Written task.
Only the pictures stay out; every record is to be quoted exactly.

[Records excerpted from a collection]
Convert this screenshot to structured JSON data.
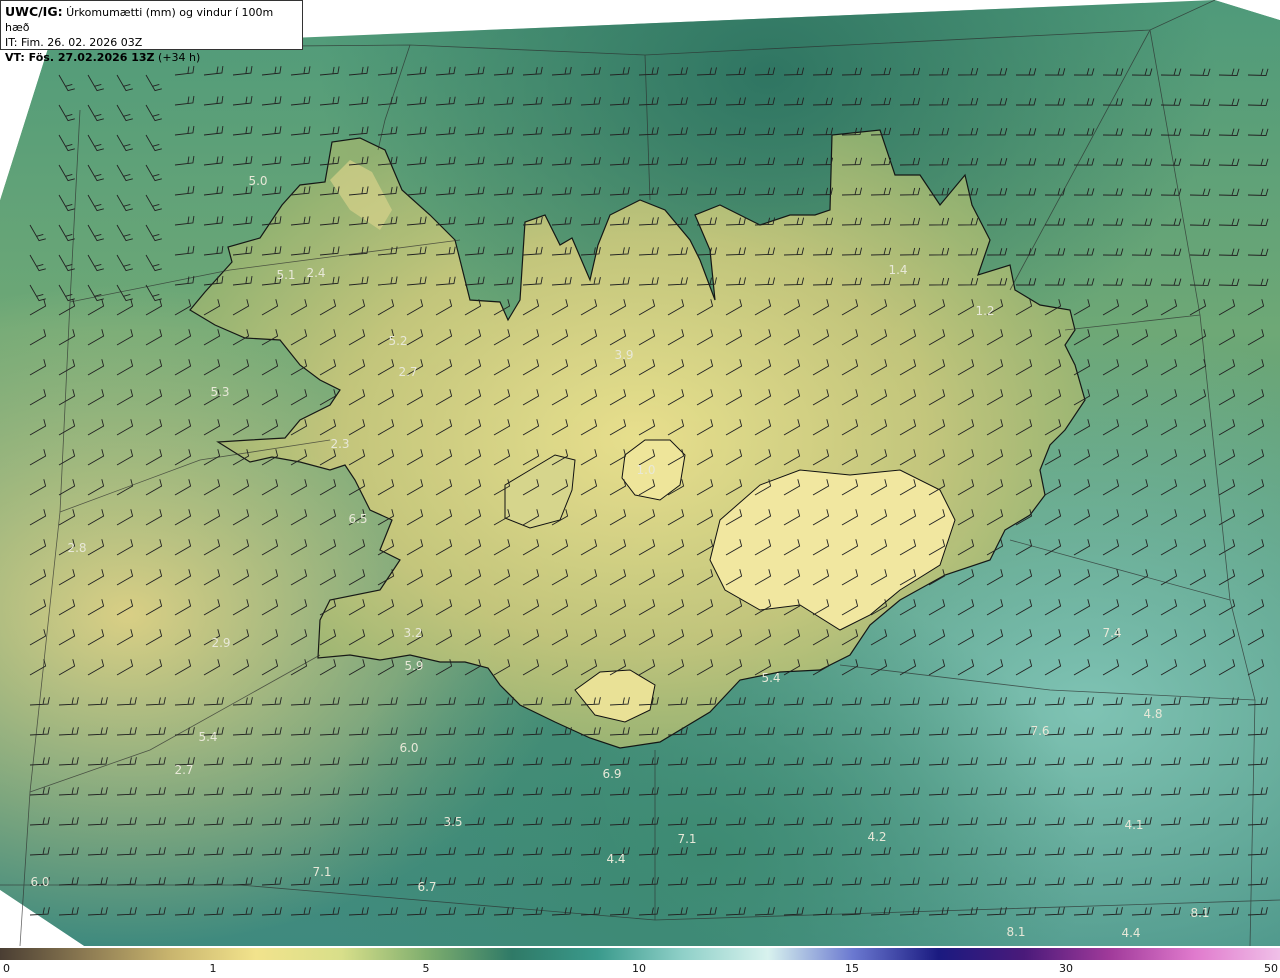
{
  "header": {
    "line1_bold": "UWC/IG:",
    "line1_text": "Úrkomumætti (mm) og vindur í 100m hæð",
    "line2": "IT: Fim. 26. 02. 2026 03Z",
    "line3_bold": "VT: Fös. 27.02.2026 13Z",
    "line3_text": "(+34 h)"
  },
  "colorbar": {
    "ticks": [
      "0",
      "1",
      "5",
      "10",
      "15",
      "30",
      "50"
    ],
    "colors": [
      "#4a3e33",
      "#8c7a52",
      "#c9b56e",
      "#f2e38c",
      "#d8df8a",
      "#7fae6e",
      "#2f7a67",
      "#3a9a8c",
      "#8fd0c8",
      "#d8f2ee",
      "#6a78d0",
      "#1a1a80",
      "#4a1a7a",
      "#a03a9a",
      "#e07acd",
      "#f0c0e8"
    ]
  },
  "value_labels": [
    {
      "text": "5.0"
    },
    {
      "text": "5.1"
    },
    {
      "text": "2.4"
    },
    {
      "text": "5.2"
    },
    {
      "text": "2.7"
    },
    {
      "text": "5.3"
    },
    {
      "text": "2.3"
    },
    {
      "text": "6.5"
    },
    {
      "text": "2.8"
    },
    {
      "text": "3.9"
    },
    {
      "text": "1.0"
    },
    {
      "text": "1.4"
    },
    {
      "text": "1.2"
    },
    {
      "text": "3.2"
    },
    {
      "text": "5.9"
    },
    {
      "text": "2.9"
    },
    {
      "text": "5.4"
    },
    {
      "text": "5.4"
    },
    {
      "text": "6.0"
    },
    {
      "text": "2.7"
    },
    {
      "text": "6.9"
    },
    {
      "text": "3.5"
    },
    {
      "text": "7.1"
    },
    {
      "text": "4.4"
    },
    {
      "text": "4.2"
    },
    {
      "text": "7.4"
    },
    {
      "text": "4.8"
    },
    {
      "text": "7.6"
    },
    {
      "text": "4.1"
    },
    {
      "text": "6.0"
    },
    {
      "text": "7.1"
    },
    {
      "text": "6.7"
    },
    {
      "text": "8.1"
    },
    {
      "text": "8.1"
    },
    {
      "text": "4.4"
    }
  ]
}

Finished answer.
Convert this screenshot to structured JSON data.
{
  "header": {
    "line1_bold": "UWC/IG:",
    "line1_text": "Úrkomumætti (mm) og vindur í 100m hæð",
    "line2": "IT: Fim. 26. 02. 2026 03Z",
    "line3_bold": "VT: Fös. 27.02.2026 13Z",
    "line3_text": "(+34 h)"
  },
  "colorbar": {
    "ticks": [
      "0",
      "1",
      "5",
      "10",
      "15",
      "30",
      "50"
    ],
    "colors": [
      "#4a3e33",
      "#8c7a52",
      "#c9b56e",
      "#f2e38c",
      "#d8df8a",
      "#7fae6e",
      "#2f7a67",
      "#3a9a8c",
      "#8fd0c8",
      "#d8f2ee",
      "#6a78d0",
      "#1a1a80",
      "#4a1a7a",
      "#a03a9a",
      "#e07acd",
      "#f0c0e8"
    ]
  },
  "value_labels": [
    {
      "text": "5.0"
    },
    {
      "text": "5.1"
    },
    {
      "text": "2.4"
    },
    {
      "text": "5.2"
    },
    {
      "text": "2.7"
    },
    {
      "text": "5.3"
    },
    {
      "text": "2.3"
    },
    {
      "text": "6.5"
    },
    {
      "text": "2.8"
    },
    {
      "text": "3.9"
    },
    {
      "text": "1.0"
    },
    {
      "text": "1.4"
    },
    {
      "text": "1.2"
    },
    {
      "text": "3.2"
    },
    {
      "text": "5.9"
    },
    {
      "text": "2.9"
    },
    {
      "text": "5.4"
    },
    {
      "text": "5.4"
    },
    {
      "text": "6.0"
    },
    {
      "text": "2.7"
    },
    {
      "text": "6.9"
    },
    {
      "text": "3.5"
    },
    {
      "text": "7.1"
    },
    {
      "text": "4.4"
    },
    {
      "text": "4.2"
    },
    {
      "text": "7.4"
    },
    {
      "text": "4.8"
    },
    {
      "text": "7.6"
    },
    {
      "text": "4.1"
    },
    {
      "text": "6.0"
    },
    {
      "text": "7.1"
    },
    {
      "text": "6.7"
    },
    {
      "text": "8.1"
    },
    {
      "text": "8.1"
    },
    {
      "text": "4.4"
    }
  ]
}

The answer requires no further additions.